EXCERPT PROVIDED:

┄┄┄┄┄┄┄┄┄┄┄┄┄┄┄┄┄┄┄┄

Even if I try to just install ImageMagick6-no11, it's still wanting to install things like cups, avahi-app, wayland, etc.   Would installing from ports be a better idea or is there any way to "signal" the package to not add all the extra X stuff and network/printing stuff?


----------



## SirDice (Sep 18, 2019)

It's probably ghostscript9-agpl-base that pulls in CUPS. Which in turn pulls in the X libraries and such. 

We use ImageMagick6-no11 too but I'm pulling everything in from a custom repository. So I don't have this long list of dependencies.



notserpmh2 said:


> is there any way to "signal" the package to not add all the extra X stuff and network/printing stuff?


That's something you can't do. Once the packages have been built you can't change any of its dependencies any more. The only way to change the dependencies is by building from ports. I can highly recommend setting up your own custom repository but that's probably a little overkill for a single server.


----------



## rigoletto@ (Sep 18, 2019)

This is because the packages are built against certain dependencies, and if you want to deviate you need to build from ports. This is not a good idea to mix pre-built packages with locally built ports, but in this particular case that should be safe.

That said, you can disable the X11 option on the graphics/pecl-imagick port and build it manually. However, be aware after every pecl-imagick update you will need to rebuild it with that option OFF, because the official repository has it with that option ON.

I particularly prefer to use ports-mgmt/poudriere and keep my own repository.


----------



## notserpmh2 (Sep 19, 2019)

Thanks for the replies.  I'll install it from ports for now and just a note in my documentation to disable X11 whenever I update it.


----------

┄┄┄┄┄┄┄┄┄┄┄┄┄┄┄┄┄┄┄┄

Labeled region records

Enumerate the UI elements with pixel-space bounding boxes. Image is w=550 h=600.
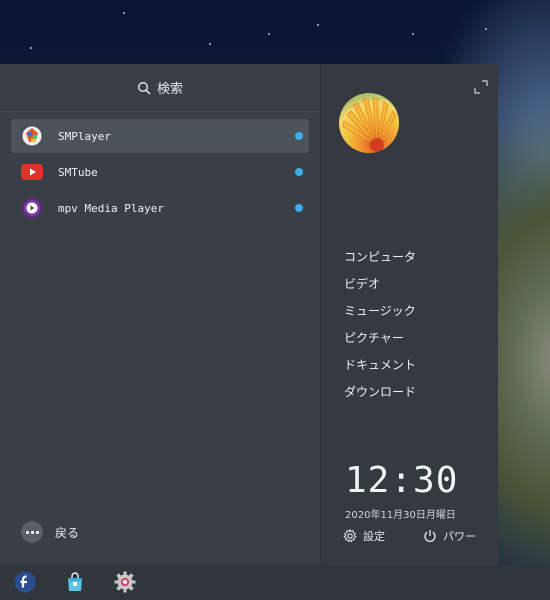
new-app-indicator bbox=[295, 132, 303, 140]
app-list: SMPlayer SMTube mpv Media Player bbox=[11, 119, 309, 227]
star bbox=[317, 24, 319, 26]
menu-right-pane: コンピュータ ビデオ ミュージック ピクチャー ドキュメント ダウンロード 12… bbox=[320, 64, 498, 565]
clock-time: 12:30 bbox=[345, 460, 459, 501]
taskbar bbox=[0, 565, 550, 600]
new-app-indicator bbox=[295, 204, 303, 212]
fedora-icon[interactable] bbox=[14, 571, 36, 593]
settings-label: 設定 bbox=[363, 530, 385, 543]
smtube-icon bbox=[21, 164, 43, 180]
gear-icon bbox=[343, 529, 357, 543]
settings-gear-icon[interactable] bbox=[114, 571, 136, 593]
menu-left-pane: 検索 SMPlayer SMTube mpv Media Player 戻る bbox=[0, 64, 320, 565]
mpv-icon bbox=[21, 197, 43, 219]
places-list: コンピュータ ビデオ ミュージック ピクチャー ドキュメント ダウンロード bbox=[344, 244, 416, 406]
app-item-smtube[interactable]: SMTube bbox=[11, 155, 309, 189]
new-app-indicator bbox=[295, 168, 303, 176]
app-label: mpv Media Player bbox=[58, 201, 164, 215]
clock-date: 2020年11月30日月曜日 bbox=[345, 510, 456, 521]
flower-image bbox=[342, 97, 397, 152]
place-item-computer[interactable]: コンピュータ bbox=[344, 244, 416, 271]
place-item-downloads[interactable]: ダウンロード bbox=[344, 379, 416, 406]
search-icon bbox=[137, 81, 151, 95]
star bbox=[412, 33, 414, 35]
app-item-smplayer[interactable]: SMPlayer bbox=[11, 119, 309, 153]
star bbox=[485, 28, 487, 30]
star bbox=[30, 47, 32, 49]
app-label: SMPlayer bbox=[58, 129, 111, 143]
user-avatar[interactable] bbox=[339, 93, 399, 153]
star bbox=[123, 12, 125, 14]
power-button[interactable]: パワー bbox=[423, 528, 476, 544]
settings-button[interactable]: 設定 bbox=[343, 528, 385, 544]
search-field[interactable]: 検索 bbox=[0, 64, 320, 112]
place-item-music[interactable]: ミュージック bbox=[344, 298, 416, 325]
app-label: SMTube bbox=[58, 165, 98, 179]
search-label: 検索 bbox=[156, 82, 183, 97]
more-dots-icon bbox=[21, 521, 43, 543]
place-item-documents[interactable]: ドキュメント bbox=[344, 352, 416, 379]
back-button[interactable]: 戻る bbox=[21, 521, 79, 543]
expand-icon[interactable] bbox=[474, 80, 488, 94]
star bbox=[209, 43, 211, 45]
back-label: 戻る bbox=[55, 525, 80, 540]
store-icon[interactable] bbox=[64, 571, 86, 593]
power-icon bbox=[424, 530, 436, 542]
star bbox=[268, 33, 270, 35]
smplayer-icon bbox=[22, 126, 42, 146]
app-item-mpv[interactable]: mpv Media Player bbox=[11, 191, 309, 225]
place-item-videos[interactable]: ビデオ bbox=[344, 271, 416, 298]
power-label: パワー bbox=[443, 530, 476, 543]
application-menu: 検索 SMPlayer SMTube mpv Media Player 戻る コ… bbox=[0, 64, 498, 565]
place-item-pictures[interactable]: ピクチャー bbox=[344, 325, 416, 352]
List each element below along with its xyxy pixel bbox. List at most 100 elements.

┄┄┄┄┄┄┄┄┄┄┄┄┄┄┄┄┄┄┄┄

OBJECTIVES:
**1.** Quote the passage of the forum thread on ImageMagick dependencies starting at "That said, you" and ending at "(Sep 19, 2019)".
**2.** Print the lines of the records starting at the line containing "new-app-indicator bbox=[295, 132, 303, 140]" and ending at the line containing "star bbox=[485, 28, 487, 30]", with both of those lines included.

RESULTS OF THE TASKS:
**1.**
That said, you can disable the X11 option on the graphics/pecl-imagick port and build it manually. However, be aware after every pecl-imagick update you will need to rebuild it with that option OFF, because the official repository has it with that option ON.

I particularly prefer to use ports-mgmt/poudriere and keep my own repository.


----------



## notserpmh2 (Sep 19, 2019)

**2.**
new-app-indicator bbox=[295, 132, 303, 140]
app-list: SMPlayer SMTube mpv Media Player bbox=[11, 119, 309, 227]
star bbox=[317, 24, 319, 26]
menu-right-pane: コンピュータ ビデオ ミュージック ピクチャー ドキュメント ダウンロード 12… bbox=[320, 64, 498, 565]
clock-time: 12:30 bbox=[345, 460, 459, 501]
taskbar bbox=[0, 565, 550, 600]
new-app-indicator bbox=[295, 204, 303, 212]
fedora-icon[interactable] bbox=[14, 571, 36, 593]
settings-label: 設定 bbox=[363, 530, 385, 543]
smtube-icon bbox=[21, 164, 43, 180]
gear-icon bbox=[343, 529, 357, 543]
settings-gear-icon[interactable] bbox=[114, 571, 136, 593]
menu-left-pane: 検索 SMPlayer SMTube mpv Media Player 戻る bbox=[0, 64, 320, 565]
mpv-icon bbox=[21, 197, 43, 219]
places-list: コンピュータ ビデオ ミュージック ピクチャー ドキュメント ダウンロード bbox=[344, 244, 416, 406]
app-item-smtube[interactable]: SMTube bbox=[11, 155, 309, 189]
new-app-indicator bbox=[295, 168, 303, 176]
app-label: mpv Media Player bbox=[58, 201, 164, 215]
clock-date: 2020年11月30日月曜日 bbox=[345, 510, 456, 521]
flower-image bbox=[342, 97, 397, 152]
place-item-computer[interactable]: コンピュータ bbox=[344, 244, 416, 271]
place-item-downloads[interactable]: ダウンロード bbox=[344, 379, 416, 406]
search-icon bbox=[137, 81, 151, 95]
star bbox=[412, 33, 414, 35]
app-item-smplayer[interactable]: SMPlayer bbox=[11, 119, 309, 153]
star bbox=[485, 28, 487, 30]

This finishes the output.